begin PROVIDED ENTRIES

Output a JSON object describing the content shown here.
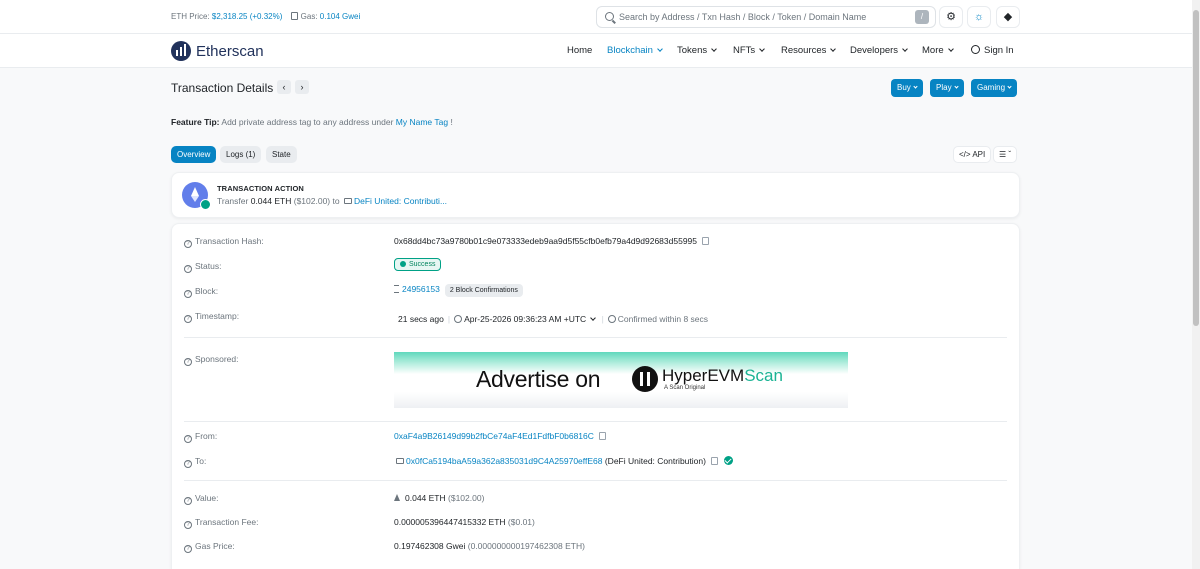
{
  "topbar": {
    "eth_price_label": "ETH Price:",
    "eth_price_value": "$2,318.25 (+0.32%)",
    "gas_label": "Gas:",
    "gas_value": "0.104 Gwei",
    "search_placeholder": "Search by Address / Txn Hash / Block / Token / Domain Name",
    "search_shortcut": "/",
    "icons": [
      "gear-icon",
      "sun-icon",
      "ethereum-icon"
    ]
  },
  "navbar": {
    "brand": "Etherscan",
    "items": [
      {
        "label": "Home",
        "dropdown": false,
        "active": false
      },
      {
        "label": "Blockchain",
        "dropdown": true,
        "active": true
      },
      {
        "label": "Tokens",
        "dropdown": true,
        "active": false
      },
      {
        "label": "NFTs",
        "dropdown": true,
        "active": false
      },
      {
        "label": "Resources",
        "dropdown": true,
        "active": false
      },
      {
        "label": "Developers",
        "dropdown": true,
        "active": false
      },
      {
        "label": "More",
        "dropdown": true,
        "active": false
      }
    ],
    "signin": "Sign In"
  },
  "page": {
    "title": "Transaction Details",
    "buttons": [
      "Buy",
      "Play",
      "Gaming"
    ],
    "feature_tip_label": "Feature Tip:",
    "feature_tip_text": "Add private address tag to any address under",
    "feature_tip_link": "My Name Tag",
    "feature_tip_end": "!"
  },
  "tabs": [
    {
      "label": "Overview",
      "active": true
    },
    {
      "label": "Logs (1)",
      "active": false
    },
    {
      "label": "State",
      "active": false
    }
  ],
  "api_button": "</> API",
  "action": {
    "label": "TRANSACTION ACTION",
    "prefix": "Transfer",
    "amount": "0.044 ETH",
    "usd": "($102.00)",
    "to_word": "to",
    "to_name": "DeFi United: Contributi..."
  },
  "details": {
    "hash_label": "Transaction Hash:",
    "hash": "0x68dd4bc73a9780b01c9e073333edeb9aa9d5f55cfb0efb79a4d9d92683d55995",
    "status_label": "Status:",
    "status": "Success",
    "block_label": "Block:",
    "block": "24956153",
    "confirmations": "2 Block Confirmations",
    "timestamp_label": "Timestamp:",
    "timestamp_ago": "21 secs ago",
    "timestamp": "Apr-25-2026 09:36:23 AM +UTC",
    "confirmed_within": "Confirmed within 8 secs",
    "sponsored_label": "Sponsored:",
    "ad_text": "Advertise on",
    "ad_brand_main": "HyperEVM",
    "ad_brand_accent": "Scan",
    "ad_sub": "A Scan Original",
    "from_label": "From:",
    "from": "0xaF4a9B26149d99b2fbCe74aF4Ed1FdfbF0b6816C",
    "to_label": "To:",
    "to": "0x0fCa5194baA59a362a835031d9C4A25970effE68",
    "to_name": "(DeFi United: Contribution)",
    "value_label": "Value:",
    "value": "0.044 ETH",
    "value_usd": "($102.00)",
    "fee_label": "Transaction Fee:",
    "fee": "0.000005396447415332 ETH",
    "fee_usd": "($0.01)",
    "gas_price_label": "Gas Price:",
    "gas_price": "0.197462308 Gwei",
    "gas_price_eth": "(0.000000000197462308 ETH)"
  }
}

end PROVIDED ENTRIES

* _AIM_
Print the records above exactly as they stand, but leave out the pictures.

* _EXERCISE SOLUTION_
Output a JSON object describing the content shown here.
{
  "topbar": {
    "eth_price_label": "ETH Price:",
    "eth_price_value": "$2,318.25 (+0.32%)",
    "gas_label": "Gas:",
    "gas_value": "0.104 Gwei",
    "search_placeholder": "Search by Address / Txn Hash / Block / Token / Domain Name",
    "search_shortcut": "/",
    "icons": [
      "gear-icon",
      "sun-icon",
      "ethereum-icon"
    ]
  },
  "navbar": {
    "brand": "Etherscan",
    "items": [
      {
        "label": "Home",
        "dropdown": false,
        "active": false
      },
      {
        "label": "Blockchain",
        "dropdown": true,
        "active": true
      },
      {
        "label": "Tokens",
        "dropdown": true,
        "active": false
      },
      {
        "label": "NFTs",
        "dropdown": true,
        "active": false
      },
      {
        "label": "Resources",
        "dropdown": true,
        "active": false
      },
      {
        "label": "Developers",
        "dropdown": true,
        "active": false
      },
      {
        "label": "More",
        "dropdown": true,
        "active": false
      }
    ],
    "signin": "Sign In"
  },
  "page": {
    "title": "Transaction Details",
    "buttons": [
      "Buy",
      "Play",
      "Gaming"
    ],
    "feature_tip_label": "Feature Tip:",
    "feature_tip_text": "Add private address tag to any address under",
    "feature_tip_link": "My Name Tag",
    "feature_tip_end": "!"
  },
  "tabs": [
    {
      "label": "Overview",
      "active": true
    },
    {
      "label": "Logs (1)",
      "active": false
    },
    {
      "label": "State",
      "active": false
    }
  ],
  "api_button": "</> API",
  "action": {
    "label": "TRANSACTION ACTION",
    "prefix": "Transfer",
    "amount": "0.044 ETH",
    "usd": "($102.00)",
    "to_word": "to",
    "to_name": "DeFi United: Contributi..."
  },
  "details": {
    "hash_label": "Transaction Hash:",
    "hash": "0x68dd4bc73a9780b01c9e073333edeb9aa9d5f55cfb0efb79a4d9d92683d55995",
    "status_label": "Status:",
    "status": "Success",
    "block_label": "Block:",
    "block": "24956153",
    "confirmations": "2 Block Confirmations",
    "timestamp_label": "Timestamp:",
    "timestamp_ago": "21 secs ago",
    "timestamp": "Apr-25-2026 09:36:23 AM +UTC",
    "confirmed_within": "Confirmed within 8 secs",
    "sponsored_label": "Sponsored:",
    "ad_text": "Advertise on",
    "ad_brand_main": "HyperEVM",
    "ad_brand_accent": "Scan",
    "ad_sub": "A Scan Original",
    "from_label": "From:",
    "from": "0xaF4a9B26149d99b2fbCe74aF4Ed1FdfbF0b6816C",
    "to_label": "To:",
    "to": "0x0fCa5194baA59a362a835031d9C4A25970effE68",
    "to_name": "(DeFi United: Contribution)",
    "value_label": "Value:",
    "value": "0.044 ETH",
    "value_usd": "($102.00)",
    "fee_label": "Transaction Fee:",
    "fee": "0.000005396447415332 ETH",
    "fee_usd": "($0.01)",
    "gas_price_label": "Gas Price:",
    "gas_price": "0.197462308 Gwei",
    "gas_price_eth": "(0.000000000197462308 ETH)"
  }
}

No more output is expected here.